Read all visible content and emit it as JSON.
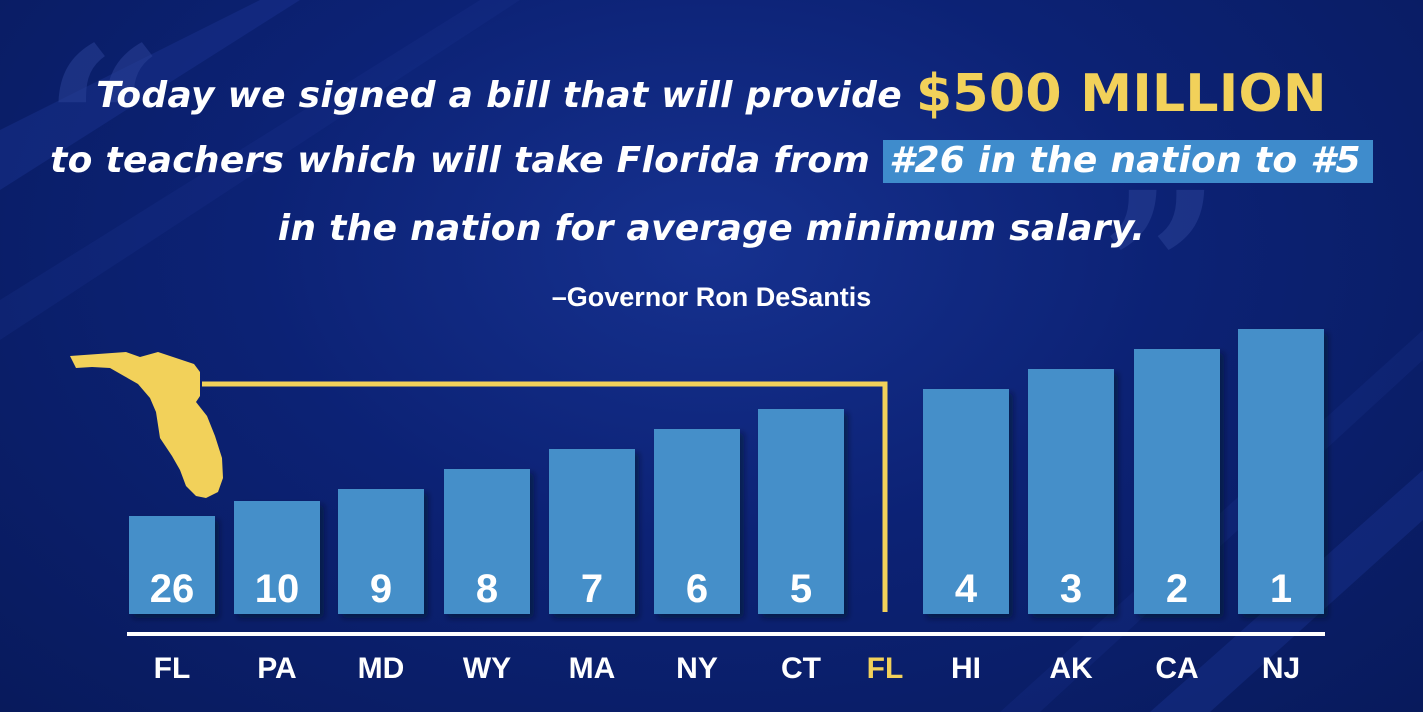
{
  "quote": {
    "line1_text": "Today we signed a bill that will provide",
    "amount": "$500 MILLION",
    "line2_text": "to teachers which will take Florida from",
    "line2_highlight": "#26 in the nation to #5",
    "line3_text": "in the nation for average minimum salary."
  },
  "attribution": "–Governor Ron DeSantis",
  "colors": {
    "background": "#0c2275",
    "bar": "#448fc9",
    "highlight": "#f2d15a",
    "text": "#ffffff"
  },
  "chart_data": {
    "type": "bar",
    "title": "",
    "xlabel": "",
    "ylabel": "",
    "categories": [
      "FL",
      "PA",
      "MD",
      "WY",
      "MA",
      "NY",
      "CT",
      "FL",
      "HI",
      "AK",
      "CA",
      "NJ"
    ],
    "values": [
      26,
      10,
      9,
      8,
      7,
      6,
      5,
      null,
      4,
      3,
      2,
      1
    ],
    "data_labels": [
      "26",
      "10",
      "9",
      "8",
      "7",
      "6",
      "5",
      "",
      "4",
      "3",
      "2",
      "1"
    ],
    "highlighted_category_index": 7,
    "annotation": "Florida outline with connector line to the FL position between CT and HI"
  }
}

######

Without the pictures, transcribe the listing above exactly.

Read all visible content and emit it as JSON.
{
  "quote": {
    "line1_text": "Today we signed a bill that will provide",
    "amount": "$500 MILLION",
    "line2_text": "to teachers which will take Florida from",
    "line2_highlight": "#26 in the nation to #5",
    "line3_text": "in the nation for average minimum salary."
  },
  "attribution": "–Governor Ron DeSantis",
  "colors": {
    "background": "#0c2275",
    "bar": "#448fc9",
    "highlight": "#f2d15a",
    "text": "#ffffff"
  },
  "chart_data": {
    "type": "bar",
    "title": "",
    "xlabel": "",
    "ylabel": "",
    "categories": [
      "FL",
      "PA",
      "MD",
      "WY",
      "MA",
      "NY",
      "CT",
      "FL",
      "HI",
      "AK",
      "CA",
      "NJ"
    ],
    "values": [
      26,
      10,
      9,
      8,
      7,
      6,
      5,
      null,
      4,
      3,
      2,
      1
    ],
    "data_labels": [
      "26",
      "10",
      "9",
      "8",
      "7",
      "6",
      "5",
      "",
      "4",
      "3",
      "2",
      "1"
    ],
    "highlighted_category_index": 7,
    "annotation": "Florida outline with connector line to the FL position between CT and HI"
  }
}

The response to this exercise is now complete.